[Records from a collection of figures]
⁂
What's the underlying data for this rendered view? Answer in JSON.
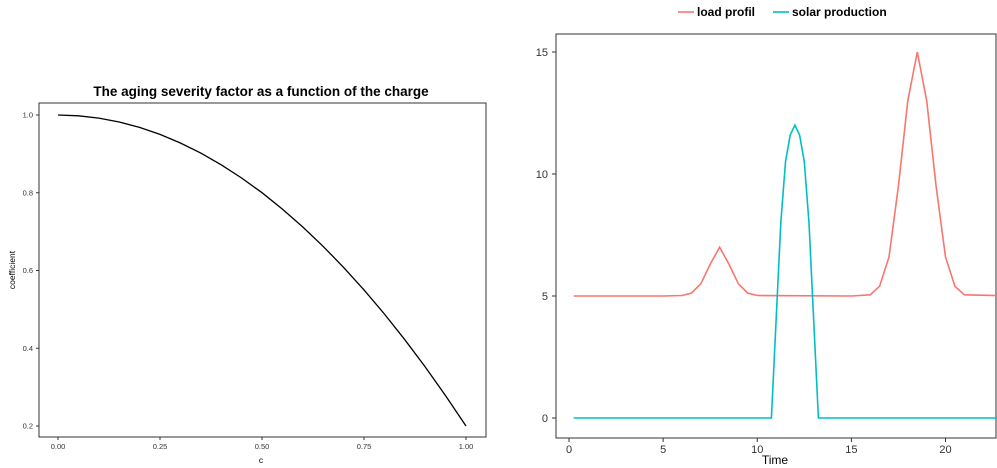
{
  "chart_data": [
    {
      "type": "line",
      "title": "The aging severity factor as a function of the charge",
      "xlabel": "c",
      "ylabel": "coefficient",
      "xlim": [
        0,
        1
      ],
      "ylim": [
        0.2,
        1.0
      ],
      "x_ticks": [
        "0.00",
        "0.25",
        "0.50",
        "0.75",
        "1.00"
      ],
      "y_ticks": [
        "0.2",
        "0.4",
        "0.6",
        "0.8",
        "1.0"
      ],
      "grid": false,
      "series": [
        {
          "color": "#000000",
          "x": [
            0.0,
            0.05,
            0.1,
            0.15,
            0.2,
            0.25,
            0.3,
            0.35,
            0.4,
            0.45,
            0.5,
            0.55,
            0.6,
            0.65,
            0.7,
            0.75,
            0.8,
            0.85,
            0.9,
            0.95,
            1.0
          ],
          "y": [
            1.0,
            0.998,
            0.992,
            0.982,
            0.968,
            0.95,
            0.928,
            0.902,
            0.872,
            0.838,
            0.8,
            0.758,
            0.712,
            0.662,
            0.608,
            0.55,
            0.488,
            0.422,
            0.352,
            0.278,
            0.2
          ]
        }
      ]
    },
    {
      "type": "line",
      "title": "",
      "xlabel": "Time",
      "ylabel": "",
      "xlim": [
        0,
        24
      ],
      "ylim": [
        0,
        15
      ],
      "x_ticks": [
        "0",
        "5",
        "10",
        "15",
        "20",
        "2"
      ],
      "y_ticks": [
        "0",
        "5",
        "10",
        "15"
      ],
      "grid": false,
      "legend_position": "top",
      "series": [
        {
          "name": "load profil",
          "color": "#F8766D",
          "x": [
            0.25,
            5.0,
            6.0,
            6.5,
            7.0,
            7.5,
            8.0,
            8.5,
            9.0,
            9.5,
            10.0,
            15.0,
            16.0,
            16.5,
            17.0,
            17.5,
            18.0,
            18.5,
            19.0,
            19.5,
            20.0,
            20.5,
            21.0,
            23.75
          ],
          "y": [
            5,
            5,
            5.02,
            5.12,
            5.5,
            6.3,
            7.0,
            6.3,
            5.5,
            5.12,
            5.02,
            5,
            5.05,
            5.4,
            6.6,
            9.5,
            13.0,
            15.0,
            13.0,
            9.5,
            6.6,
            5.4,
            5.05,
            5
          ]
        },
        {
          "name": "solar production",
          "color": "#00BFC4",
          "x": [
            0.25,
            10.75,
            11.0,
            11.25,
            11.5,
            11.75,
            12.0,
            12.25,
            12.5,
            12.75,
            13.0,
            13.25,
            23.75
          ],
          "y": [
            0,
            0,
            4.0,
            8.0,
            10.5,
            11.6,
            12.0,
            11.6,
            10.5,
            8.0,
            4.0,
            0,
            0
          ]
        }
      ]
    }
  ]
}
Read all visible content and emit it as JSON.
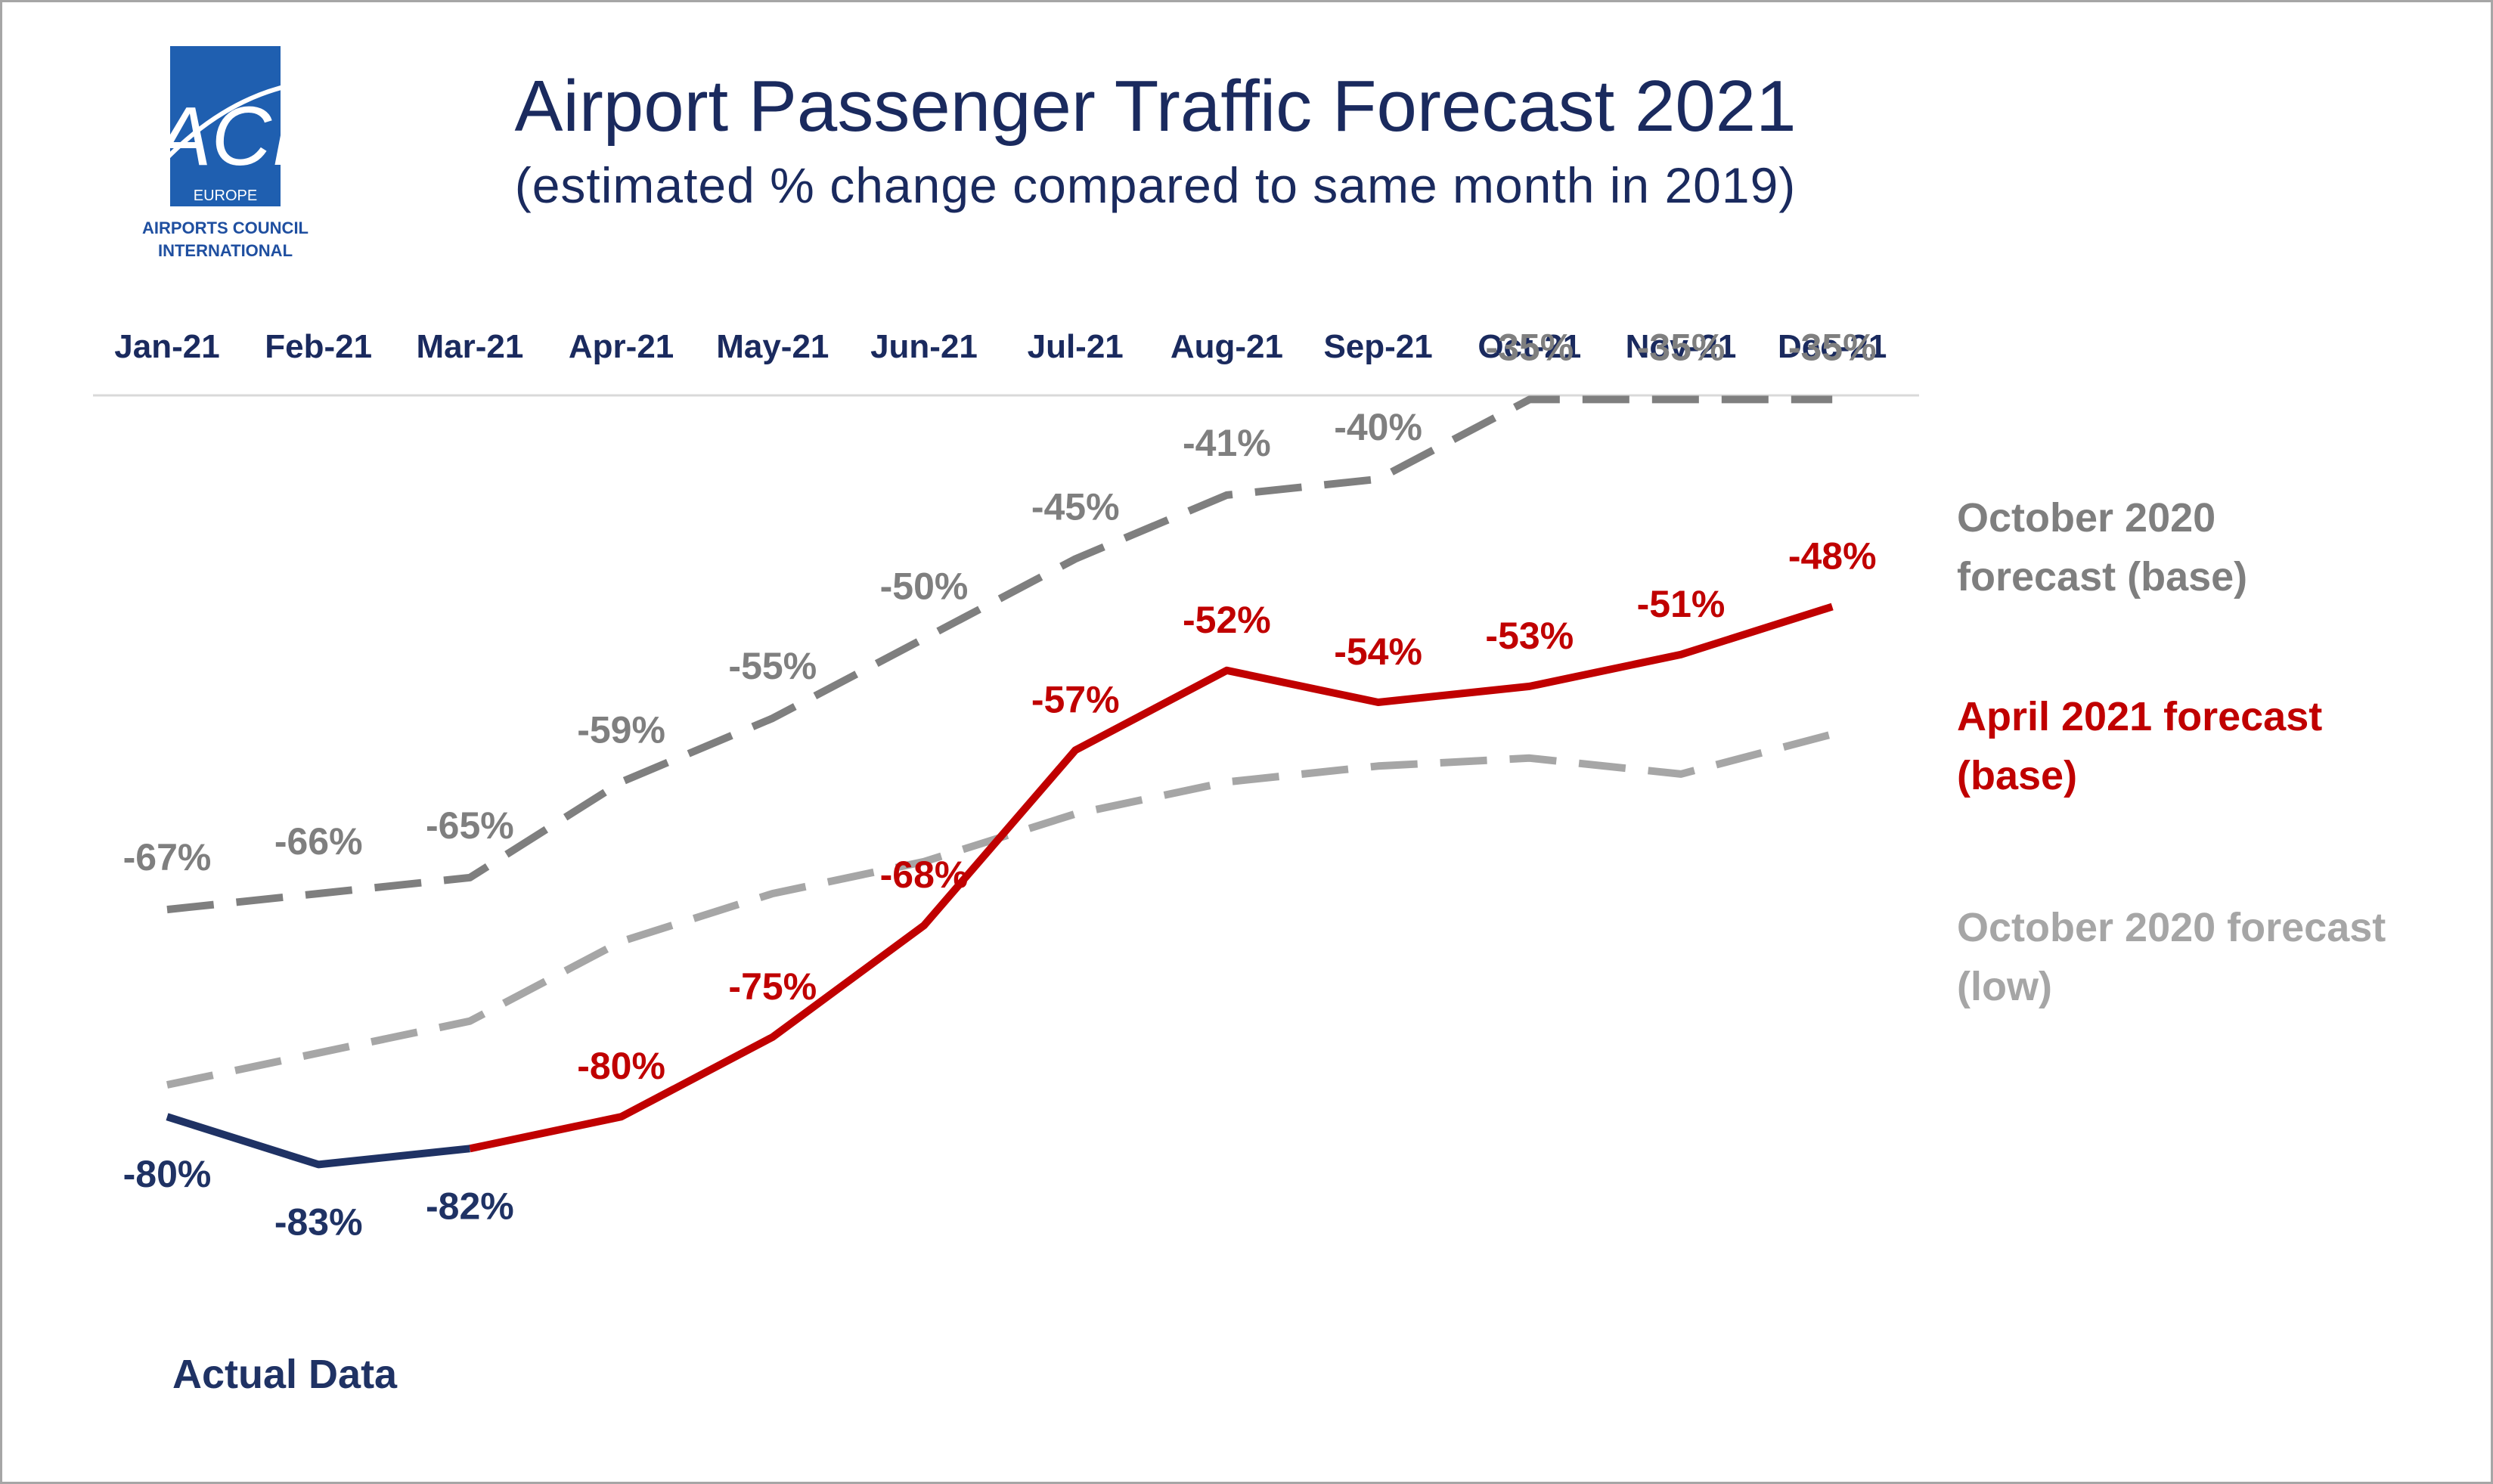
⁂
Problem to work on: Print each entry shown above with exact wording and no pictures.

Correct answer:
What's the underlying data for this rendered view? Answer in JSON.
{
  "chart_data": [
    {
      "type": "line",
      "title": "The aging severity factor as a function of the charge",
      "xlabel": "c",
      "ylabel": "coefficient",
      "xlim": [
        0,
        1
      ],
      "ylim": [
        0.2,
        1.0
      ],
      "x_ticks": [
        "0.00",
        "0.25",
        "0.50",
        "0.75",
        "1.00"
      ],
      "y_ticks": [
        "0.2",
        "0.4",
        "0.6",
        "0.8",
        "1.0"
      ],
      "grid": false,
      "series": [
        {
          "color": "#000000",
          "x": [
            0.0,
            0.05,
            0.1,
            0.15,
            0.2,
            0.25,
            0.3,
            0.35,
            0.4,
            0.45,
            0.5,
            0.55,
            0.6,
            0.65,
            0.7,
            0.75,
            0.8,
            0.85,
            0.9,
            0.95,
            1.0
          ],
          "y": [
            1.0,
            0.998,
            0.992,
            0.982,
            0.968,
            0.95,
            0.928,
            0.902,
            0.872,
            0.838,
            0.8,
            0.758,
            0.712,
            0.662,
            0.608,
            0.55,
            0.488,
            0.422,
            0.352,
            0.278,
            0.2
          ]
        }
      ]
    },
    {
      "type": "line",
      "title": "",
      "xlabel": "Time",
      "ylabel": "",
      "xlim": [
        0,
        24
      ],
      "ylim": [
        0,
        15
      ],
      "x_ticks": [
        "0",
        "5",
        "10",
        "15",
        "20",
        "2"
      ],
      "y_ticks": [
        "0",
        "5",
        "10",
        "15"
      ],
      "grid": false,
      "legend_position": "top",
      "series": [
        {
          "name": "load profil",
          "color": "#F8766D",
          "x": [
            0.25,
            5.0,
            6.0,
            6.5,
            7.0,
            7.5,
            8.0,
            8.5,
            9.0,
            9.5,
            10.0,
            15.0,
            16.0,
            16.5,
            17.0,
            17.5,
            18.0,
            18.5,
            19.0,
            19.5,
            20.0,
            20.5,
            21.0,
            23.75
          ],
          "y": [
            5,
            5,
            5.02,
            5.12,
            5.5,
            6.3,
            7.0,
            6.3,
            5.5,
            5.12,
            5.02,
            5,
            5.05,
            5.4,
            6.6,
            9.5,
            13.0,
            15.0,
            13.0,
            9.5,
            6.6,
            5.4,
            5.05,
            5
          ]
        },
        {
          "name": "solar production",
          "color": "#00BFC4",
          "x": [
            0.25,
            10.75,
            11.0,
            11.25,
            11.5,
            11.75,
            12.0,
            12.25,
            12.5,
            12.75,
            13.0,
            13.25,
            23.75
          ],
          "y": [
            0,
            0,
            4.0,
            8.0,
            10.5,
            11.6,
            12.0,
            11.6,
            10.5,
            8.0,
            4.0,
            0,
            0
          ]
        }
      ]
    }
  ]
}
Read all visible content and emit it as JSON.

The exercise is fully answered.